:: Given information ::

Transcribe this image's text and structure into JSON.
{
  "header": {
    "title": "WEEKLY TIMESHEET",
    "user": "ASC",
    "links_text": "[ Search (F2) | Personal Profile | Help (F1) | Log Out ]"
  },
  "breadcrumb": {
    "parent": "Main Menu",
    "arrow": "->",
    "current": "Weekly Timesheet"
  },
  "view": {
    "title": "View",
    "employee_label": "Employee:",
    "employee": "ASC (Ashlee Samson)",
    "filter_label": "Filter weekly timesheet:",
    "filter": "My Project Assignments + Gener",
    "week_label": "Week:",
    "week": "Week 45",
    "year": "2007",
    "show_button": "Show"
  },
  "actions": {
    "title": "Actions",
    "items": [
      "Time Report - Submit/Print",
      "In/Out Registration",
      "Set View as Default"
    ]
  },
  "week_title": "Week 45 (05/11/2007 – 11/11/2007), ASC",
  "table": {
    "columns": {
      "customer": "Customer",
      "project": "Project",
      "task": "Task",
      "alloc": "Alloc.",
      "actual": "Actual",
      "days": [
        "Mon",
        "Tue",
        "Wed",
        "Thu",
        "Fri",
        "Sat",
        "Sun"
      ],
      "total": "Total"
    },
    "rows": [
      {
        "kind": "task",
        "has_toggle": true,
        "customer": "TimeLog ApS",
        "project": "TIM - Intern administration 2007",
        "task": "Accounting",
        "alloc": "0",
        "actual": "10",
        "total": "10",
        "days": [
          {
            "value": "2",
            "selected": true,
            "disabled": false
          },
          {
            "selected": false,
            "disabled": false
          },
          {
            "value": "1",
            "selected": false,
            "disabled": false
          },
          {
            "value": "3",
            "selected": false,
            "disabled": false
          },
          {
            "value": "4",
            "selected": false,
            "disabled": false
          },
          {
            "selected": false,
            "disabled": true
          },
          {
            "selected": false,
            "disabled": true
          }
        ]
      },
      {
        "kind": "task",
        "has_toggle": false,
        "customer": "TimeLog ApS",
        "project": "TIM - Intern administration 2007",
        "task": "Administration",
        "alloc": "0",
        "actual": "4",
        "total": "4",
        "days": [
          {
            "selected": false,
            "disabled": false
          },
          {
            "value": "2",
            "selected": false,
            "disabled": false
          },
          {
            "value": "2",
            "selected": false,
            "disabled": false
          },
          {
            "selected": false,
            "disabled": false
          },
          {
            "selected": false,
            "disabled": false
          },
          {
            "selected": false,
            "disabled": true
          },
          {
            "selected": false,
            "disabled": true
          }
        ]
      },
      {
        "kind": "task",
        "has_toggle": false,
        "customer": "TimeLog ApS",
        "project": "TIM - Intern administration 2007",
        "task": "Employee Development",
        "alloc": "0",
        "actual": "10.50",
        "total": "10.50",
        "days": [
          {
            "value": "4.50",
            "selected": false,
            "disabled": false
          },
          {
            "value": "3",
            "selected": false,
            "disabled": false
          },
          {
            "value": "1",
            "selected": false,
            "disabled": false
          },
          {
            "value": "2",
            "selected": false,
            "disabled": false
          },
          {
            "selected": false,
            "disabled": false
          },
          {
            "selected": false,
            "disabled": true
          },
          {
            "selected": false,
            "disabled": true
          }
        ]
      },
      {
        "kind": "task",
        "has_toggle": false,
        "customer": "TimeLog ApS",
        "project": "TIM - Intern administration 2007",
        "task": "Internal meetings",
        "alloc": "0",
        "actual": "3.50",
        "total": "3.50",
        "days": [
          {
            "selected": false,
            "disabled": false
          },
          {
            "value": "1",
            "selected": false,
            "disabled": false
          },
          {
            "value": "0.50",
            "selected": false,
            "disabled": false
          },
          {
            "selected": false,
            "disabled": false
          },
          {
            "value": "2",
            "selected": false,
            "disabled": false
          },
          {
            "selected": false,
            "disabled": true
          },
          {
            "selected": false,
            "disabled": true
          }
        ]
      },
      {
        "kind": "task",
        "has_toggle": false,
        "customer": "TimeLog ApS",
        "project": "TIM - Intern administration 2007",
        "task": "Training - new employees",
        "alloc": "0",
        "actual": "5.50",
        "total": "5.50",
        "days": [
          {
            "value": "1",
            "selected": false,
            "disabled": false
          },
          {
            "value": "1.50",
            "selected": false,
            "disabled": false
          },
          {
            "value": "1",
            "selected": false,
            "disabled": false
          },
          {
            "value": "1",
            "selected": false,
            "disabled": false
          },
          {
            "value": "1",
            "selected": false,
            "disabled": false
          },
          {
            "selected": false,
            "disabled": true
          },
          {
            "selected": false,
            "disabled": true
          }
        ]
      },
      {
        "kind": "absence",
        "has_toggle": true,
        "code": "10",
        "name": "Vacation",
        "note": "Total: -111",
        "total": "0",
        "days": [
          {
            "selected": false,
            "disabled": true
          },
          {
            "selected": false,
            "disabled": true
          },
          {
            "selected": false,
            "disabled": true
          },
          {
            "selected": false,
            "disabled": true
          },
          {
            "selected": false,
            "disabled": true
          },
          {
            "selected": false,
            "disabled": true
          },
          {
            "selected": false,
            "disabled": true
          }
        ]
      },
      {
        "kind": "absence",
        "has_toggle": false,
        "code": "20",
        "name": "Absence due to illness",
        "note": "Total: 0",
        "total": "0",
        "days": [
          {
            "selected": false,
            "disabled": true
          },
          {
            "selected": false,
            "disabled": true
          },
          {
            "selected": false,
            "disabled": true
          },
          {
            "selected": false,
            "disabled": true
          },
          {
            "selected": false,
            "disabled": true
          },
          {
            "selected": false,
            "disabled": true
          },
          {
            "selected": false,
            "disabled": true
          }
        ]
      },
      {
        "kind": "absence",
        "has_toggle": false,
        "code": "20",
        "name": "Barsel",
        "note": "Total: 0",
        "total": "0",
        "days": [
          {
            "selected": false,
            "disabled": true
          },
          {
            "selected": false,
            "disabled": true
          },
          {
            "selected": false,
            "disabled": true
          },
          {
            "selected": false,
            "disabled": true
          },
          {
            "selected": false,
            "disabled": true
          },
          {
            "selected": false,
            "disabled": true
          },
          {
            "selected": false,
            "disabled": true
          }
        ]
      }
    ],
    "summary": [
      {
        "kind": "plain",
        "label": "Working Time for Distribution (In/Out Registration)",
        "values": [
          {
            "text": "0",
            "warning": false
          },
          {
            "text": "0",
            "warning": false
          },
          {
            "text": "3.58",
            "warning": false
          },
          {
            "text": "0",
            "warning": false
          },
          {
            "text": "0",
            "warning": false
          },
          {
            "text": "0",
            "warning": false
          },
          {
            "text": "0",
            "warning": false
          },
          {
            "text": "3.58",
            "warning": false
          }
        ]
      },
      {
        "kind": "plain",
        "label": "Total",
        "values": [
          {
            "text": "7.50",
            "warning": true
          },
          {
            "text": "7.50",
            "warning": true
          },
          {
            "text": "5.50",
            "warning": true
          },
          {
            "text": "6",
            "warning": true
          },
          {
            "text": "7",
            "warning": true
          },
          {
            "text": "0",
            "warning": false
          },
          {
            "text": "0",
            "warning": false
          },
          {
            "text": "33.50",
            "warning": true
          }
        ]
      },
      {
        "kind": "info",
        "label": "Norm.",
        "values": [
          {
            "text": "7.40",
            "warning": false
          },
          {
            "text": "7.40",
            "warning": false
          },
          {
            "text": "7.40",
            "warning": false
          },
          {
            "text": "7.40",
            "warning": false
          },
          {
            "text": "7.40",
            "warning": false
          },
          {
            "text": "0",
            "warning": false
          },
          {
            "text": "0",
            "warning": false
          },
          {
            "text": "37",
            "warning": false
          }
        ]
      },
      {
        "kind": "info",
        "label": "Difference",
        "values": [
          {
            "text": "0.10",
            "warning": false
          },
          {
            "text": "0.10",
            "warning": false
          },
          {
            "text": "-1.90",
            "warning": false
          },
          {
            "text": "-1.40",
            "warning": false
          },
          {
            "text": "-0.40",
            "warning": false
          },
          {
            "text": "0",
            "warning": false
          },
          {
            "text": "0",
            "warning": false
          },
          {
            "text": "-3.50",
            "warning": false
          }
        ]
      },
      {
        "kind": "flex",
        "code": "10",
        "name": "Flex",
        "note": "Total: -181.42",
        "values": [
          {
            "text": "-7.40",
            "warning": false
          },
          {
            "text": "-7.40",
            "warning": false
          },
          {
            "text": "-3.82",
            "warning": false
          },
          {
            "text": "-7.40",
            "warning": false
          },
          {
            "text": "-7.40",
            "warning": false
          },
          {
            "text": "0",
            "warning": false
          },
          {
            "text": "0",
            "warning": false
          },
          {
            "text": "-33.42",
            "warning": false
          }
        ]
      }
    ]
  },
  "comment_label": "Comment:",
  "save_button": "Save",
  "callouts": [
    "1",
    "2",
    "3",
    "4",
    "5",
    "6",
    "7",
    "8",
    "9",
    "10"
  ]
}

:::

* [Short task]
From the records, copy every line that has the string "name" in it.

* [Exercise answer]
        "name": "Vacation",
        "name": "Absence due to illness",
        "name": "Barsel",
        "name": "Flex",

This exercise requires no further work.